'''

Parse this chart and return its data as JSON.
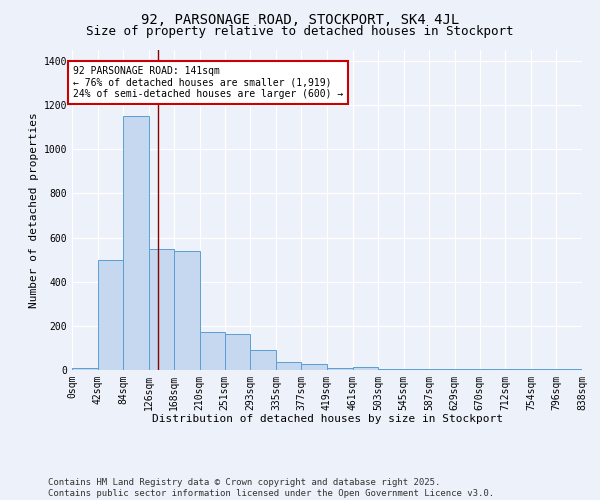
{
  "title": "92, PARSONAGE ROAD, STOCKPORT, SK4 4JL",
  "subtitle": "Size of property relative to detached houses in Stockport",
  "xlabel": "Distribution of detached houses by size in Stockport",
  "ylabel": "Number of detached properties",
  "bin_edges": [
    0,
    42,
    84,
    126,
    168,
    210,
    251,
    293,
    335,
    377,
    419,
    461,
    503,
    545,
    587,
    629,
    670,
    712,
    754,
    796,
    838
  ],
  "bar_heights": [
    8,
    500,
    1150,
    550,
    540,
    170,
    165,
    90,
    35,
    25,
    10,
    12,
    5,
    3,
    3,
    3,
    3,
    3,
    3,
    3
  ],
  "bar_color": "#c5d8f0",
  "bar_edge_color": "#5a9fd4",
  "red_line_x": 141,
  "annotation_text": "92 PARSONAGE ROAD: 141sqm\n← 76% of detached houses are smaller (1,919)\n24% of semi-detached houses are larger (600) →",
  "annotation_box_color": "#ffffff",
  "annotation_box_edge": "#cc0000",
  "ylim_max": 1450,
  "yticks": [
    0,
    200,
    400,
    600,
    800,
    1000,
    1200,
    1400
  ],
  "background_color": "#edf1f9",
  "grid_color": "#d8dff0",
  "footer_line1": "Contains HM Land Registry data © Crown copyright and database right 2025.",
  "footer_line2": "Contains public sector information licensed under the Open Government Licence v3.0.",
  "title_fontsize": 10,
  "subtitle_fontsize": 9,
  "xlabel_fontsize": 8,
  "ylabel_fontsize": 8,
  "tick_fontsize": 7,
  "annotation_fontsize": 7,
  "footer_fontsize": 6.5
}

'''

● **Stated problem**
Output every entry verbatim. Pictures do not belong in the copy.

● **Response to the task**
Parse this chart and return its data as JSON.
{
  "title": "92, PARSONAGE ROAD, STOCKPORT, SK4 4JL",
  "subtitle": "Size of property relative to detached houses in Stockport",
  "xlabel": "Distribution of detached houses by size in Stockport",
  "ylabel": "Number of detached properties",
  "bin_edges": [
    0,
    42,
    84,
    126,
    168,
    210,
    251,
    293,
    335,
    377,
    419,
    461,
    503,
    545,
    587,
    629,
    670,
    712,
    754,
    796,
    838
  ],
  "bar_heights": [
    8,
    500,
    1150,
    550,
    540,
    170,
    165,
    90,
    35,
    25,
    10,
    12,
    5,
    3,
    3,
    3,
    3,
    3,
    3,
    3
  ],
  "bar_color": "#c5d8f0",
  "bar_edge_color": "#5a9fd4",
  "red_line_x": 141,
  "annotation_text": "92 PARSONAGE ROAD: 141sqm\n← 76% of detached houses are smaller (1,919)\n24% of semi-detached houses are larger (600) →",
  "annotation_box_color": "#ffffff",
  "annotation_box_edge": "#cc0000",
  "ylim_max": 1450,
  "yticks": [
    0,
    200,
    400,
    600,
    800,
    1000,
    1200,
    1400
  ],
  "background_color": "#edf1f9",
  "grid_color": "#d8dff0",
  "footer_line1": "Contains HM Land Registry data © Crown copyright and database right 2025.",
  "footer_line2": "Contains public sector information licensed under the Open Government Licence v3.0.",
  "title_fontsize": 10,
  "subtitle_fontsize": 9,
  "xlabel_fontsize": 8,
  "ylabel_fontsize": 8,
  "tick_fontsize": 7,
  "annotation_fontsize": 7,
  "footer_fontsize": 6.5
}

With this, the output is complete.